-- PROVIDED ENTRIES --
##########
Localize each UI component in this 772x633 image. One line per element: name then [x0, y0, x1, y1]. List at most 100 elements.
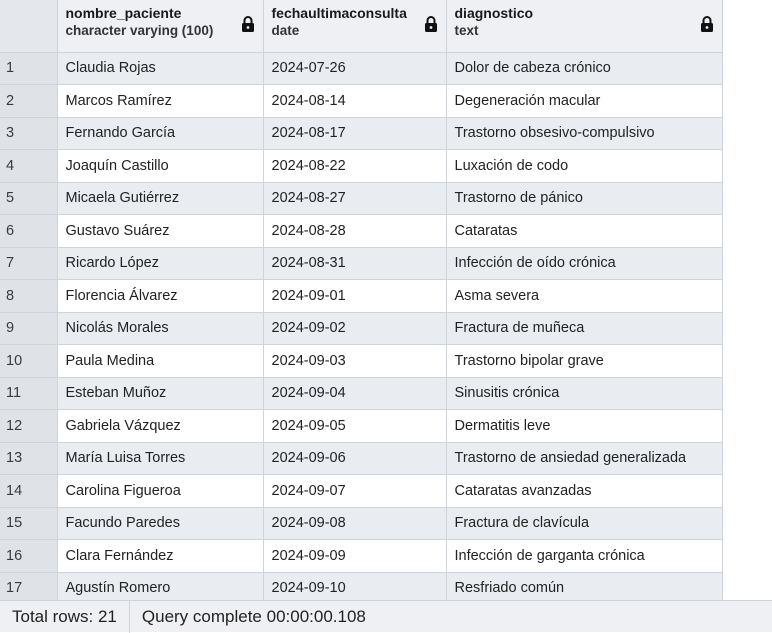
- cell-fechaultimaconsulta[interactable]: 2024-09-05: [263, 409, 447, 443]
- cell-diagnostico[interactable]: Trastorno obsesivo-compulsivo: [446, 117, 723, 150]
- row-number[interactable]: 5: [0, 182, 58, 215]
- data-table: nombre_paciente character varying (100) …: [0, 0, 723, 600]
- table-row[interactable]: 11 Esteban Muñoz 2024-09-04 Sinusitis cróni…: [0, 377, 723, 410]
- row-number[interactable]: 4: [0, 149, 58, 183]
- cell-nombre-paciente[interactable]: Marcos Ramírez: [57, 84, 264, 118]
- cell-fechaultimaconsulta[interactable]: 2024-08-27: [263, 182, 447, 215]
- cell-fechaultimaconsulta[interactable]: 2024-07-26: [263, 52, 447, 85]
- cell-nombre-paciente[interactable]: Esteban Muñoz: [57, 377, 264, 410]
- row-number[interactable]: 1: [0, 52, 58, 85]
- row-number[interactable]: 7: [0, 247, 58, 280]
- row-number[interactable]: 6: [0, 214, 58, 248]
- cell-nombre-paciente[interactable]: Gustavo Suárez: [57, 214, 264, 248]
- cell-diagnostico[interactable]: Resfriado común: [446, 572, 723, 600]
- cell-nombre-paciente[interactable]: Paula Medina: [57, 344, 264, 378]
- column-header-fechaultimaconsulta[interactable]: fechaultimaconsulta date: [263, 0, 447, 53]
- row-number[interactable]: 11: [0, 377, 58, 410]
- cell-fechaultimaconsulta[interactable]: 2024-08-17: [263, 117, 447, 150]
- row-number[interactable]: 15: [0, 507, 58, 540]
- row-number[interactable]: 10: [0, 344, 58, 378]
- row-number[interactable]: 14: [0, 474, 58, 508]
- row-number[interactable]: 16: [0, 539, 58, 573]
- cell-diagnostico[interactable]: Trastorno bipolar grave: [446, 344, 723, 378]
- cell-fechaultimaconsulta[interactable]: 2024-09-01: [263, 279, 447, 313]
- cell-diagnostico[interactable]: Infección de garganta crónica: [446, 539, 723, 573]
- column-type: text: [454, 23, 479, 38]
- cell-nombre-paciente[interactable]: Nicolás Morales: [57, 312, 264, 345]
- table-row[interactable]: 17 Agustín Romero 2024-09-10 Resfriado comú…: [0, 572, 723, 600]
- row-number[interactable]: 12: [0, 409, 58, 443]
- row-number[interactable]: 9: [0, 312, 58, 345]
- cell-diagnostico[interactable]: Cataratas avanzadas: [446, 474, 723, 508]
- cell-nombre-paciente[interactable]: Ricardo López: [57, 247, 264, 280]
- status-divider: [128, 600, 130, 633]
- cell-nombre-paciente[interactable]: Florencia Álvarez: [57, 279, 264, 313]
- cell-diagnostico[interactable]: Trastorno de pánico: [446, 182, 723, 215]
- cell-diagnostico[interactable]: Fractura de muñeca: [446, 312, 723, 345]
- cell-fechaultimaconsulta[interactable]: 2024-08-31: [263, 247, 447, 280]
- row-number[interactable]: 3: [0, 117, 58, 150]
- cell-fechaultimaconsulta[interactable]: 2024-09-03: [263, 344, 447, 378]
- cell-fechaultimaconsulta[interactable]: 2024-09-08: [263, 507, 447, 540]
- cell-fechaultimaconsulta[interactable]: 2024-08-28: [263, 214, 447, 248]
- cell-fechaultimaconsulta[interactable]: 2024-09-04: [263, 377, 447, 410]
- cell-nombre-paciente[interactable]: Gabriela Vázquez: [57, 409, 264, 443]
- column-name: nombre_paciente: [65, 5, 182, 21]
- cell-nombre-paciente[interactable]: Claudia Rojas: [57, 52, 264, 85]
- row-number[interactable]: 8: [0, 279, 58, 313]
- cell-nombre-paciente[interactable]: Clara Fernández: [57, 539, 264, 573]
- lock-icon: [700, 15, 714, 33]
- cell-diagnostico[interactable]: Asma severa: [446, 279, 723, 313]
- cell-nombre-paciente[interactable]: Joaquín Castillo: [57, 149, 264, 183]
- table-row[interactable]: 2 Marcos Ramírez 2024-08-14 Degeneración ma…: [0, 84, 723, 118]
- column-header-nombre-paciente[interactable]: nombre_paciente character varying (100): [57, 0, 264, 53]
- table-row[interactable]: 5 Micaela Gutiérrez 2024-08-27 Trastorno de…: [0, 182, 723, 215]
- table-row[interactable]: 4 Joaquín Castillo 2024-08-22 Luxación de c…: [0, 149, 723, 183]
- cell-fechaultimaconsulta[interactable]: 2024-08-14: [263, 84, 447, 118]
- lock-icon: [241, 15, 255, 33]
- table-row[interactable]: 14 Carolina Figueroa 2024-09-07 Cataratas a…: [0, 474, 723, 508]
- cell-diagnostico[interactable]: Sinusitis crónica: [446, 377, 723, 410]
- table-row[interactable]: 1 Claudia Rojas 2024-07-26 Dolor de cabeza …: [0, 52, 723, 85]
- table-row[interactable]: 8 Florencia Álvarez 2024-09-01 Asma severa: [0, 279, 723, 313]
- cell-diagnostico[interactable]: Degeneración macular: [446, 84, 723, 118]
- table-row[interactable]: 10 Paula Medina 2024-09-03 Trastorno bipola…: [0, 344, 723, 378]
- table-row[interactable]: 9 Nicolás Morales 2024-09-02 Fractura de mu…: [0, 312, 723, 345]
- table-row[interactable]: 13 María Luisa Torres 2024-09-06 Trastorno …: [0, 442, 723, 475]
- table-row[interactable]: 16 Clara Fernández 2024-09-09 Infección de …: [0, 539, 723, 573]
- cell-diagnostico[interactable]: Dermatitis leve: [446, 409, 723, 443]
- cell-diagnostico[interactable]: Trastorno de ansiedad generalizada: [446, 442, 723, 475]
- cell-nombre-paciente[interactable]: María Luisa Torres: [57, 442, 264, 475]
- table-row[interactable]: 15 Facundo Paredes 2024-09-08 Fractura de c…: [0, 507, 723, 540]
- cell-nombre-paciente[interactable]: Agustín Romero: [57, 572, 264, 600]
- cell-diagnostico[interactable]: Cataratas: [446, 214, 723, 248]
- cell-fechaultimaconsulta[interactable]: 2024-08-22: [263, 149, 447, 183]
- table-row[interactable]: 3 Fernando García 2024-08-17 Trastorno obse…: [0, 117, 723, 150]
- cell-diagnostico[interactable]: Fractura de clavícula: [446, 507, 723, 540]
- column-name: diagnostico: [454, 5, 534, 21]
- cell-nombre-paciente[interactable]: Fernando García: [57, 117, 264, 150]
- select-all-corner[interactable]: [0, 0, 58, 53]
- cell-nombre-paciente[interactable]: Micaela Gutiérrez: [57, 182, 264, 215]
- cell-fechaultimaconsulta[interactable]: 2024-09-02: [263, 312, 447, 345]
- cell-fechaultimaconsulta[interactable]: 2024-09-06: [263, 442, 447, 475]
- column-header-diagnostico[interactable]: diagnostico text: [446, 0, 723, 53]
- cell-diagnostico[interactable]: Infección de oído crónica: [446, 247, 723, 280]
- table-row[interactable]: 12 Gabriela Vázquez 2024-09-05 Dermatitis l…: [0, 409, 723, 443]
- cell-fechaultimaconsulta[interactable]: 2024-09-10: [263, 572, 447, 600]
- column-name: fechaultimaconsulta: [271, 5, 407, 21]
- cell-diagnostico[interactable]: Dolor de cabeza crónico: [446, 52, 723, 85]
- cell-fechaultimaconsulta[interactable]: 2024-09-09: [263, 539, 447, 573]
- cell-nombre-paciente[interactable]: Carolina Figueroa: [57, 474, 264, 508]
- cell-diagnostico[interactable]: Luxación de codo: [446, 149, 723, 183]
- row-number[interactable]: 2: [0, 84, 58, 118]
- cell-nombre-paciente[interactable]: Facundo Paredes: [57, 507, 264, 540]
- results-grid[interactable]: nombre_paciente character varying (100) …: [0, 0, 772, 600]
- table-row[interactable]: 6 Gustavo Suárez 2024-08-28 Cataratas: [0, 214, 723, 248]
- table-row[interactable]: 7 Ricardo López 2024-08-31 Infección de oíd…: [0, 247, 723, 280]
- row-number[interactable]: 17: [0, 572, 58, 600]
- row-number[interactable]: 13: [0, 442, 58, 475]
- column-type: date: [271, 23, 300, 38]
- cell-fechaultimaconsulta[interactable]: 2024-09-07: [263, 474, 447, 508]
- lock-icon: [424, 15, 438, 33]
##########
-- WORK TO BE COMPLETED --
Rewrite the lines from the one containing "409, 447, 443]" through the one containing "- row-number[interactable]: 5: [0, 182, 58, 215]", inclusive, putting "clickable" wherever "interactable" appears and leaving everything else untouched.

-- FINAL RESULT --
- cell-fechaultimaconsulta[clickable]: 2024-09-05: [263, 409, 447, 443]
- cell-diagnostico[clickable]: Trastorno obsesivo-compulsivo: [446, 117, 723, 150]
- row-number[clickable]: 5: [0, 182, 58, 215]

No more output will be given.